Capability outcomes feedback loop

After a run completes, the runner writes per-node training signal into capability_outcomes (a baseline-schema table; originally migration 0147) when the caller passes a capability_outcomes_writer. The router’s next routing decision can read this — same atom + same input shape ought to produce similar quality, similar cost, similar latency. ML-first design per feedback_always_keep_ml_in_mind: every deterministic component pairs with a learned-successor sketch.

Reads from / writes to

  • Reads: config['configurable']['__services__']['database_service'] → asyncpg pool for the stage adapters (legacy state['database_service'] also works inside wrapped stages because the adapter merges services into the context dict — see partition note above); site_config for the template_runner_progress_streaming setting.
  • Writes:
    • audit_log (via stage adapters that call audit_log_bg) — the canonical historical record.
    • capability_outcomes — per-node metrics for the router’s training loop.
    • Discord (via notify_operator) — operator-visible progress.
  • External APIs: none directly. Stages own LLM/HTTP calls; the runner just orchestrates.

Failure modes

  • Node raises — captured in the record.status='failed' + record.error field; downstream nodes that depend on the failed node’s output trigger LangGraph’s default abort. The terminal_state still returns with whatever ran.
  • Concurrent fan-out without reducerInvalidUpdateError. State key needs Annotated[T, reducer_fn]. Already handled for qa_reviews; new fan-out targets need their own annotation.
  • Halt before completion — gates (e.g., atoms.approval_gate) return _halt=True. The runner stops cleanly; the calling pipeline picks up where it left off on the next pass once the operator approves (gate state lives in pipeline_gate_history per poindexter#366 phase 1).

THE PROBLEM →
Continue the capability outcomes feedback loop text from where it stops. The rows have no connection to the capability outcomes text.

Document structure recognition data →
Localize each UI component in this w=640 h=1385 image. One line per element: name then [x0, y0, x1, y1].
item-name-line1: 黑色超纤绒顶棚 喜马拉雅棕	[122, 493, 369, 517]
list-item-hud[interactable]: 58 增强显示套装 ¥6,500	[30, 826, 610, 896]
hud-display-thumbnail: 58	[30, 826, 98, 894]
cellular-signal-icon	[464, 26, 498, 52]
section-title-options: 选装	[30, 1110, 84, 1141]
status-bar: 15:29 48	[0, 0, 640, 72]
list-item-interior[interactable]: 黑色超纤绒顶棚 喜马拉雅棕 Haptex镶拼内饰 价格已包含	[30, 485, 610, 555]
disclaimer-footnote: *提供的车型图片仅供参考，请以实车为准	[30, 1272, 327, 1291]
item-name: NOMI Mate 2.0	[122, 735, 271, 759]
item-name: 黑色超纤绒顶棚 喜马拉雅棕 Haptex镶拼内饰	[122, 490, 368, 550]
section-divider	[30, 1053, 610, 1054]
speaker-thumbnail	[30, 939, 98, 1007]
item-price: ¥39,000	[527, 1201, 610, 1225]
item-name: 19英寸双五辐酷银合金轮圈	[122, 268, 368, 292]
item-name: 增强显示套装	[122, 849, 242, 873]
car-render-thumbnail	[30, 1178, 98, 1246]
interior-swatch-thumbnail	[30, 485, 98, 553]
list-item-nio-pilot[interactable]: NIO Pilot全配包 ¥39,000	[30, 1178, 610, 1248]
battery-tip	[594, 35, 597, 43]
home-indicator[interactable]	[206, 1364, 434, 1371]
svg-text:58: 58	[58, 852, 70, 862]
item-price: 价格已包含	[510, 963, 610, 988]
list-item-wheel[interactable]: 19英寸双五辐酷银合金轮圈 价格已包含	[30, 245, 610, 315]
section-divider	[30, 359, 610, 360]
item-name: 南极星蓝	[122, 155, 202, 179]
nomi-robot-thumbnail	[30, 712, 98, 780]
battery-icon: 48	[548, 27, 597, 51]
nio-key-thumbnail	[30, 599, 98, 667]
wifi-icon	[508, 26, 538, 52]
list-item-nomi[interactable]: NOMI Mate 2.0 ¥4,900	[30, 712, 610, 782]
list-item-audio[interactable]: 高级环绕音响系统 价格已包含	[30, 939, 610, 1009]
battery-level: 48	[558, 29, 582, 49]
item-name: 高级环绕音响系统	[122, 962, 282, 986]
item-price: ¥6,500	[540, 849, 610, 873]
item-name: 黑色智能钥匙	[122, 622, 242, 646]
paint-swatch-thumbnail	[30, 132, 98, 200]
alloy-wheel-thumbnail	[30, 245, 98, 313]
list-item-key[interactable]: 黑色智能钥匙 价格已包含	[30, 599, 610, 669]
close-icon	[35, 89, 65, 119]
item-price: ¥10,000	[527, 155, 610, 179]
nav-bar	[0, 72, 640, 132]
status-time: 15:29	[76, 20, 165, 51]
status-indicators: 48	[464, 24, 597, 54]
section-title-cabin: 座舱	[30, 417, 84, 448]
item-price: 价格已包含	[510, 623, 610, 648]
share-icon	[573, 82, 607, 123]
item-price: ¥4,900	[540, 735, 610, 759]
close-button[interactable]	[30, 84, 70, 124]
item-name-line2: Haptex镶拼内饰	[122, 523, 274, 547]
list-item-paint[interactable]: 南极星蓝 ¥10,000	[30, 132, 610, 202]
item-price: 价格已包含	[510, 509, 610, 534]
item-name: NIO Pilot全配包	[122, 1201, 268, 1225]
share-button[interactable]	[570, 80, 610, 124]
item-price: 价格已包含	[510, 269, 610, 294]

ANSWER BOX →
  • Resume atomicitypoindexter pipeline resume records the gate approval BEFORE re-invoking run(resume=True). A resume that raises (the graph never advances past the gate — e.g. the checkpointer can’t be set up) leaves a dangling approval, so the CLI rolls it back (approval_service.rollback_resume_approval) and restores the pause. A resume that halts past the gate (a downstream node failed AFTER the gate passed) strands the task in_progress with an intact checkpoint and awaiting_gate already cleared — has_resumable_checkpoint(pool, thread_id) (this module) lets the CLI offer a continue-resume from the checkpoint instead of refusing. Belt-and-suspenders: approvals are stamped with the task’s retry_count, and atoms.approval_gate only honors an approval matching the current retry_count, so a stale approval can never auto-pass a post-sweep fresh run even if a rollback is missed. See poindexter/cli/pipeline.py::resume_command.
  • Discord delivery fails — swallowed at debug level. The orchestrator continues; the operator just doesn’t get the progress ping for that node.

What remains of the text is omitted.